Report only the number of lines in this material that include "warning".
>> begin Given data
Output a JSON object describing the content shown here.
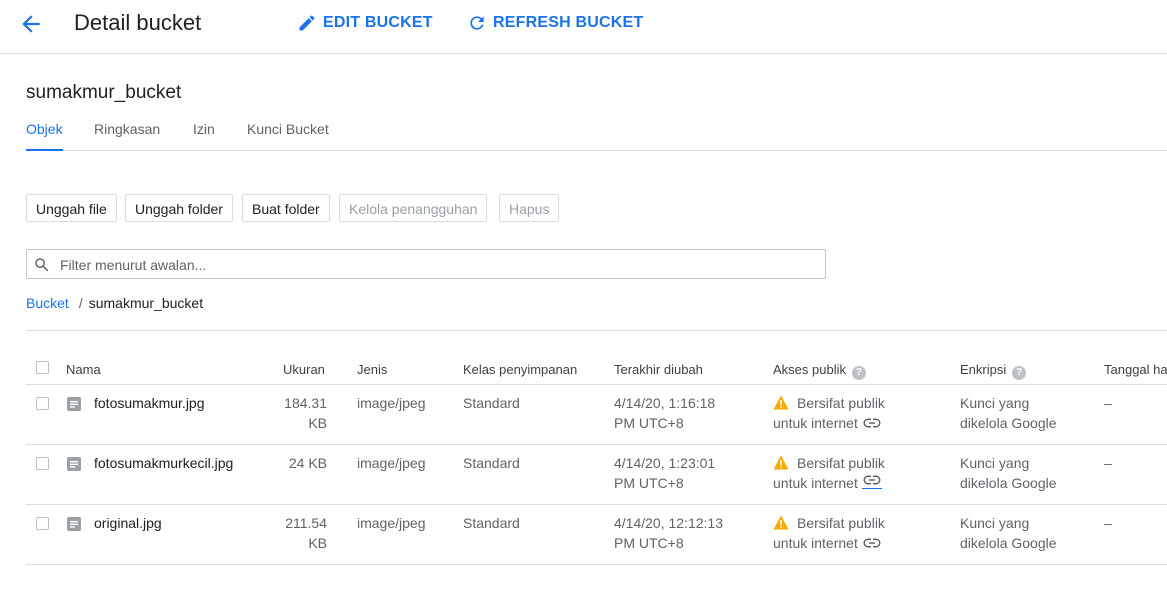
{
  "header": {
    "title": "Detail bucket",
    "edit_label": "EDIT BUCKET",
    "refresh_label": "REFRESH BUCKET"
  },
  "bucket_name": "sumakmur_bucket",
  "tabs": [
    {
      "label": "Objek",
      "active": true
    },
    {
      "label": "Ringkasan",
      "active": false
    },
    {
      "label": "Izin",
      "active": false
    },
    {
      "label": "Kunci Bucket",
      "active": false
    }
  ],
  "toolbar": {
    "upload_file": "Unggah file",
    "upload_folder": "Unggah folder",
    "create_folder": "Buat folder",
    "manage_holds": "Kelola penangguhan",
    "delete": "Hapus"
  },
  "filter": {
    "placeholder": "Filter menurut awalan..."
  },
  "breadcrumb": {
    "root": "Bucket",
    "separator": "/",
    "current": "sumakmur_bucket"
  },
  "table": {
    "headers": {
      "name": "Nama",
      "size": "Ukuran",
      "type": "Jenis",
      "storage_class": "Kelas penyimpanan",
      "last_modified": "Terakhir diubah",
      "public_access": "Akses publik",
      "encryption": "Enkripsi",
      "date": "Tanggal ha"
    },
    "rows": [
      {
        "name": "fotosumakmur.jpg",
        "size_line1": "184.31",
        "size_line2": "KB",
        "type": "image/jpeg",
        "storage": "Standard",
        "modified_line1": "4/14/20, 1:16:18",
        "modified_line2": "PM UTC+8",
        "access_line1": "Bersifat publik",
        "access_line2": "untuk internet",
        "enc_line1": "Kunci yang",
        "enc_line2": "dikelola Google",
        "date": "–"
      },
      {
        "name": "fotosumakmurkecil.jpg",
        "size_line1": "24 KB",
        "size_line2": "",
        "type": "image/jpeg",
        "storage": "Standard",
        "modified_line1": "4/14/20, 1:23:01",
        "modified_line2": "PM UTC+8",
        "access_line1": "Bersifat publik",
        "access_line2": "untuk internet",
        "enc_line1": "Kunci yang",
        "enc_line2": "dikelola Google",
        "date": "–"
      },
      {
        "name": "original.jpg",
        "size_line1": "211.54",
        "size_line2": "KB",
        "type": "image/jpeg",
        "storage": "Standard",
        "modified_line1": "4/14/20, 12:12:13",
        "modified_line2": "PM UTC+8",
        "access_line1": "Bersifat publik",
        "access_line2": "untuk internet",
        "enc_line1": "Kunci yang",
        "enc_line2": "dikelola Google",
        "date": "–"
      }
    ]
  },
  "colors": {
    "accent": "#1a73e8",
    "warning": "#f9ab00",
    "border": "#dadce0"
  },
  "icons": {
    "back": "arrow-back-icon",
    "edit": "pencil-icon",
    "refresh": "refresh-icon",
    "search": "search-icon",
    "help": "help-icon",
    "file": "file-icon",
    "warning": "warning-icon",
    "link": "link-icon"
  }
}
>> end Given data
--- Final answer ---
2